Your goal —
Read the data and repeat all of it exactly.

====== Raw records ======

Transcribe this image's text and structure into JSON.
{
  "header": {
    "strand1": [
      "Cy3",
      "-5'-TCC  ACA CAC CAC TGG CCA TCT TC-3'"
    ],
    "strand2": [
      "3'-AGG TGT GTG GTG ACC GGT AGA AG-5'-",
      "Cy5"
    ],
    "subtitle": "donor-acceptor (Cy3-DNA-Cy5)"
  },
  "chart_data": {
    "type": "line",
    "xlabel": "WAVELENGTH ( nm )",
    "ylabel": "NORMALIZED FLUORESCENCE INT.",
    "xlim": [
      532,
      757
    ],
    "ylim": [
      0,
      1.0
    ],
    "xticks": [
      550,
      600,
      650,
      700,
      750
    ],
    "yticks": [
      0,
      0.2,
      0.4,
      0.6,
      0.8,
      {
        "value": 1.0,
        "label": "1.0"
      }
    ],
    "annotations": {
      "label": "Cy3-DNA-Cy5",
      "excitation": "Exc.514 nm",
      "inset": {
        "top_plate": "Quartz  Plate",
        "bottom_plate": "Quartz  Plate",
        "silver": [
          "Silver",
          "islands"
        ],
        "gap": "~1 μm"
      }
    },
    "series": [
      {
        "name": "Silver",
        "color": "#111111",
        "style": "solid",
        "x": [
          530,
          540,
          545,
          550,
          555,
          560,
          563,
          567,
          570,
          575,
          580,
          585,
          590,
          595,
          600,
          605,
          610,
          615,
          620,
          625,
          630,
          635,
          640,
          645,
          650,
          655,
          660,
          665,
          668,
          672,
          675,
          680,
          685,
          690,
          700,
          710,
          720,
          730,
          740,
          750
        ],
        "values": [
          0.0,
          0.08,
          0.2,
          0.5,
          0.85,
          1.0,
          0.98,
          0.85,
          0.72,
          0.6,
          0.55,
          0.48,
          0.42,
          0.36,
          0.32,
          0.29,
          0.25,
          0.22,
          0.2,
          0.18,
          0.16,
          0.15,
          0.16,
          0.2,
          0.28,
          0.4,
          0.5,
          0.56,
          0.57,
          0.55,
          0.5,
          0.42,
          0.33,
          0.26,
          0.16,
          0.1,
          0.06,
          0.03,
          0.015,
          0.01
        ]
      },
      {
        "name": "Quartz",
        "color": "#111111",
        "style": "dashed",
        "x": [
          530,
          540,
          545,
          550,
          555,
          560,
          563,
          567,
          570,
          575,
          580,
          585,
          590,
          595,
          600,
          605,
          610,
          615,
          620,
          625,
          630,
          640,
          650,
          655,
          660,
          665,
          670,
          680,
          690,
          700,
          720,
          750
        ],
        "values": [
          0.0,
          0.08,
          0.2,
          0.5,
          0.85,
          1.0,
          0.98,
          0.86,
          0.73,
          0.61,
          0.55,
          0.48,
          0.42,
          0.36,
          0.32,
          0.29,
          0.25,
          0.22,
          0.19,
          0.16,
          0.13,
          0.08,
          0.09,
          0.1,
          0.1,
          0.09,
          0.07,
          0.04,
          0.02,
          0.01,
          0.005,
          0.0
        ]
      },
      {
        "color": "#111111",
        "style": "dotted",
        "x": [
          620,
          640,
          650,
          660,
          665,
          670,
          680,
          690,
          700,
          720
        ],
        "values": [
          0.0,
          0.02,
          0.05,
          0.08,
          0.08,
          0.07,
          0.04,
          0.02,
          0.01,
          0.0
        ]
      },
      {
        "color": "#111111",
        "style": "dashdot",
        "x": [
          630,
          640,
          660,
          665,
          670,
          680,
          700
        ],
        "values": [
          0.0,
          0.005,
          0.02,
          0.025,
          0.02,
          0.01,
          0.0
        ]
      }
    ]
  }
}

======

Right answer —
Transcribe this image's text and structure into JSON.
{
  "header": {
    "strand1": [
      "Cy3",
      "-5'-TCC  ACA CAC CAC TGG CCA TCT TC-3'"
    ],
    "strand2": [
      "3'-AGG TGT GTG GTG ACC GGT AGA AG-5'-",
      "Cy5"
    ],
    "subtitle": "donor-acceptor (Cy3-DNA-Cy5)"
  },
  "chart_data": {
    "type": "line",
    "xlabel": "WAVELENGTH ( nm )",
    "ylabel": "NORMALIZED FLUORESCENCE INT.",
    "xlim": [
      532,
      757
    ],
    "ylim": [
      0,
      1.0
    ],
    "xticks": [
      550,
      600,
      650,
      700,
      750
    ],
    "yticks": [
      0,
      0.2,
      0.4,
      0.6,
      0.8,
      {
        "value": 1.0,
        "label": "1.0"
      }
    ],
    "annotations": {
      "label": "Cy3-DNA-Cy5",
      "excitation": "Exc.514 nm",
      "inset": {
        "top_plate": "Quartz  Plate",
        "bottom_plate": "Quartz  Plate",
        "silver": [
          "Silver",
          "islands"
        ],
        "gap": "~1 μm"
      }
    },
    "series": [
      {
        "name": "Silver",
        "color": "#111111",
        "style": "solid",
        "x": [
          530,
          540,
          545,
          550,
          555,
          560,
          563,
          567,
          570,
          575,
          580,
          585,
          590,
          595,
          600,
          605,
          610,
          615,
          620,
          625,
          630,
          635,
          640,
          645,
          650,
          655,
          660,
          665,
          668,
          672,
          675,
          680,
          685,
          690,
          700,
          710,
          720,
          730,
          740,
          750
        ],
        "values": [
          0.0,
          0.08,
          0.2,
          0.5,
          0.85,
          1.0,
          0.98,
          0.85,
          0.72,
          0.6,
          0.55,
          0.48,
          0.42,
          0.36,
          0.32,
          0.29,
          0.25,
          0.22,
          0.2,
          0.18,
          0.16,
          0.15,
          0.16,
          0.2,
          0.28,
          0.4,
          0.5,
          0.56,
          0.57,
          0.55,
          0.5,
          0.42,
          0.33,
          0.26,
          0.16,
          0.1,
          0.06,
          0.03,
          0.015,
          0.01
        ]
      },
      {
        "name": "Quartz",
        "color": "#111111",
        "style": "dashed",
        "x": [
          530,
          540,
          545,
          550,
          555,
          560,
          563,
          567,
          570,
          575,
          580,
          585,
          590,
          595,
          600,
          605,
          610,
          615,
          620,
          625,
          630,
          640,
          650,
          655,
          660,
          665,
          670,
          680,
          690,
          700,
          720,
          750
        ],
        "values": [
          0.0,
          0.08,
          0.2,
          0.5,
          0.85,
          1.0,
          0.98,
          0.86,
          0.73,
          0.61,
          0.55,
          0.48,
          0.42,
          0.36,
          0.32,
          0.29,
          0.25,
          0.22,
          0.19,
          0.16,
          0.13,
          0.08,
          0.09,
          0.1,
          0.1,
          0.09,
          0.07,
          0.04,
          0.02,
          0.01,
          0.005,
          0.0
        ]
      },
      {
        "color": "#111111",
        "style": "dotted",
        "x": [
          620,
          640,
          650,
          660,
          665,
          670,
          680,
          690,
          700,
          720
        ],
        "values": [
          0.0,
          0.02,
          0.05,
          0.08,
          0.08,
          0.07,
          0.04,
          0.02,
          0.01,
          0.0
        ]
      },
      {
        "color": "#111111",
        "style": "dashdot",
        "x": [
          630,
          640,
          660,
          665,
          670,
          680,
          700
        ],
        "values": [
          0.0,
          0.005,
          0.02,
          0.025,
          0.02,
          0.01,
          0.0
        ]
      }
    ]
  }
}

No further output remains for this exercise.